**SHORT TASK**
Using the listing beneath this task, count the lines with the word "text" and write only the result.

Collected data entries

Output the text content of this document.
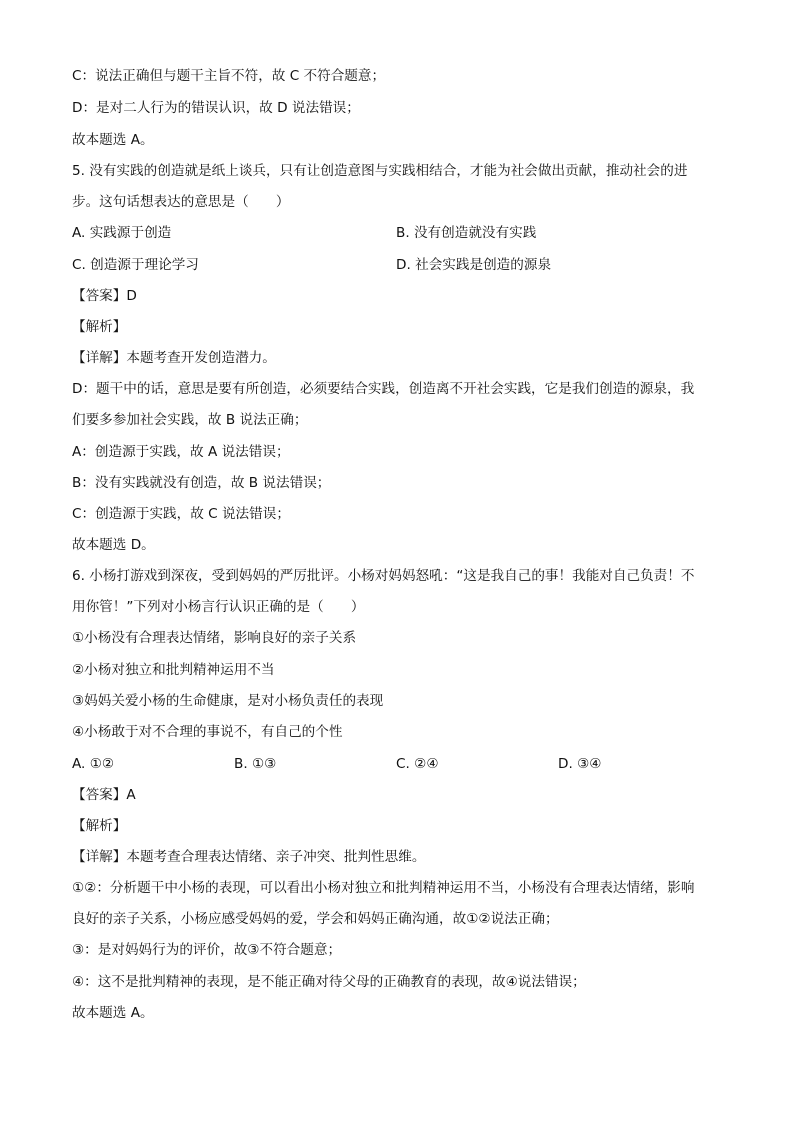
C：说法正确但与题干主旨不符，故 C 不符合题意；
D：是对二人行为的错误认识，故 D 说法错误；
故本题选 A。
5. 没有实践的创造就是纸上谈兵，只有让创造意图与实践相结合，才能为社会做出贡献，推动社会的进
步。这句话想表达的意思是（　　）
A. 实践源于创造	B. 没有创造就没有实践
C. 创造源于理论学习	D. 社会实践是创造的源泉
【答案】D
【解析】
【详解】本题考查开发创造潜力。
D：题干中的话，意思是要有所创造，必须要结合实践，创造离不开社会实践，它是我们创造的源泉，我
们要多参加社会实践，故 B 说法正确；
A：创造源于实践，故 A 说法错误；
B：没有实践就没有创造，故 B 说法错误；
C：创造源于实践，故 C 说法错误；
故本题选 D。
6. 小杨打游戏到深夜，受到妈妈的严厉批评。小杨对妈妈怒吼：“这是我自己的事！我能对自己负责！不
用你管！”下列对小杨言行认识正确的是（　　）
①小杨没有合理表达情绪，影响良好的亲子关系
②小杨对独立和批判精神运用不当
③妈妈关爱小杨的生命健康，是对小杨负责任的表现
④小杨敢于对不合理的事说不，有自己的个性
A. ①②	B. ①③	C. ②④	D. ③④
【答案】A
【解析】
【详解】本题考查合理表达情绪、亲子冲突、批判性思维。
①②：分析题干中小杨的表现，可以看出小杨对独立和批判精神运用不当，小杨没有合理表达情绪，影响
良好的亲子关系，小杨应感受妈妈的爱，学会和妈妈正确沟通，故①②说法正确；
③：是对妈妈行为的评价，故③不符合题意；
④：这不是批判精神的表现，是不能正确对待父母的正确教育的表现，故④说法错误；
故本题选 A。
* * *
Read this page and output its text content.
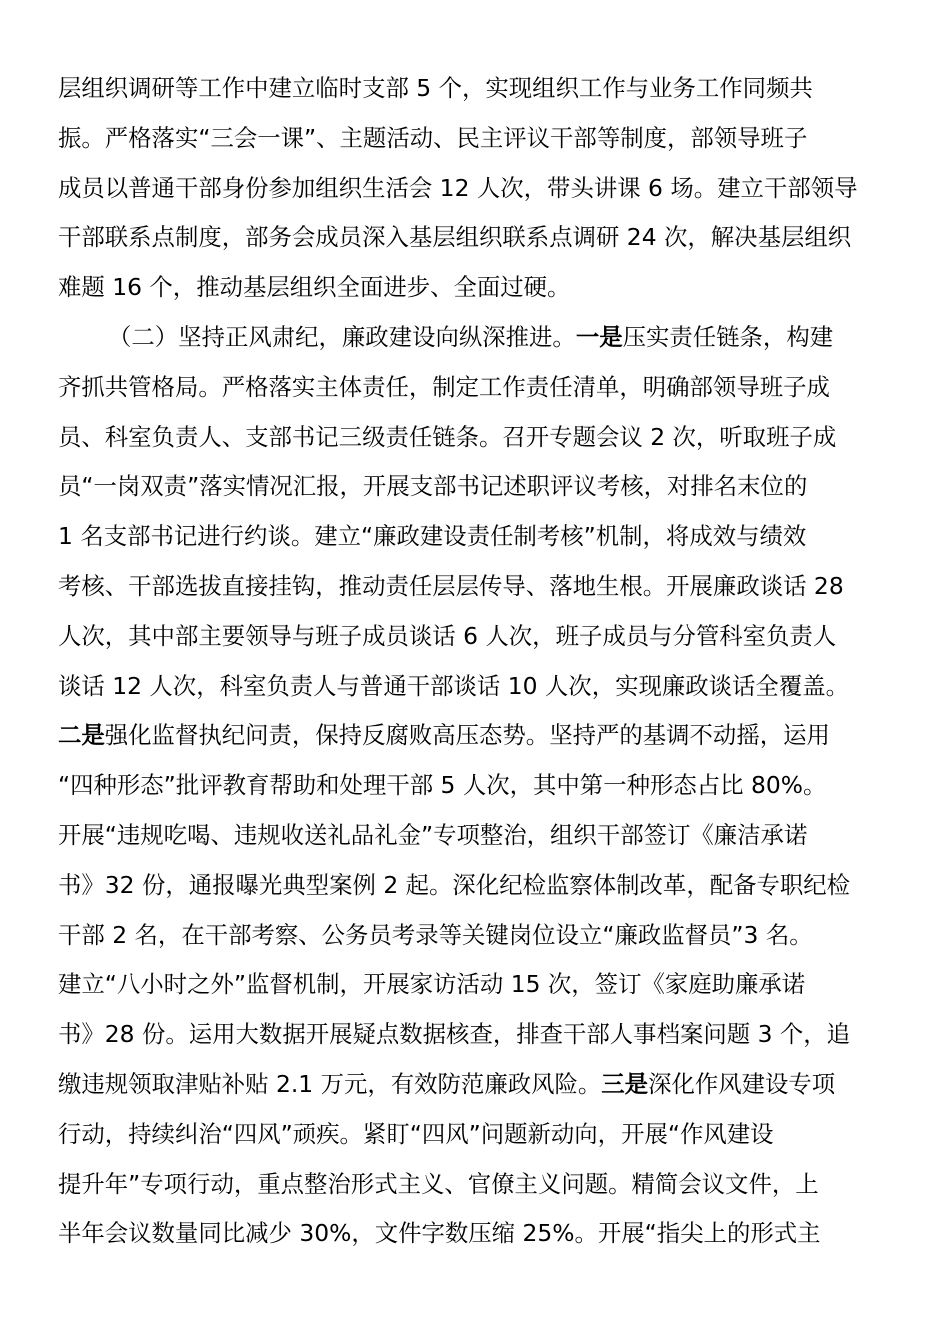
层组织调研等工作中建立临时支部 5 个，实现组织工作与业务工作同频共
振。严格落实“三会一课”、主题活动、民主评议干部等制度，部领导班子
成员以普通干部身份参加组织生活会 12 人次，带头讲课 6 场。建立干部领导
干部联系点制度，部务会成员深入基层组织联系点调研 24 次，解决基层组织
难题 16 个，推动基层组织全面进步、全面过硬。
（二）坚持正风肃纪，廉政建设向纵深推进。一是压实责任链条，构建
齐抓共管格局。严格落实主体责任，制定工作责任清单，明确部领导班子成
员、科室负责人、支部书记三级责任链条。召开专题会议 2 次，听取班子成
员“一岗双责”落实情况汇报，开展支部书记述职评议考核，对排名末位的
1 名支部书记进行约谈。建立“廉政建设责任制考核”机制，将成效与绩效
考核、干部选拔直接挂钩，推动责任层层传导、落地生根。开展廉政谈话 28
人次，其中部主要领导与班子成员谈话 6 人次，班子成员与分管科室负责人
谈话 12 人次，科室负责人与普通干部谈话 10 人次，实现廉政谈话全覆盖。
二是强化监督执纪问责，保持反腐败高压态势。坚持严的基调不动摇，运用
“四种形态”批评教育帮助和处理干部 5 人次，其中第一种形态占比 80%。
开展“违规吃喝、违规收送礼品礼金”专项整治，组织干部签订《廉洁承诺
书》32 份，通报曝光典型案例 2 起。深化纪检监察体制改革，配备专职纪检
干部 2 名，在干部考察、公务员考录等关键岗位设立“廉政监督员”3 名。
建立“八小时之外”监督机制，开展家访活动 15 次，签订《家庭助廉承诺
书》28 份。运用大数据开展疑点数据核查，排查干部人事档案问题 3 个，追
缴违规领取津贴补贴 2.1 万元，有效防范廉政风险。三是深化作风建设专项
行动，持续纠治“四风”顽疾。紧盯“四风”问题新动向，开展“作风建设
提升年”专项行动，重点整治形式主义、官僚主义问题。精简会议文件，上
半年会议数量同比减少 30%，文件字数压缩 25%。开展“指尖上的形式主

**RESULT FOR THIS EXERCISE**
2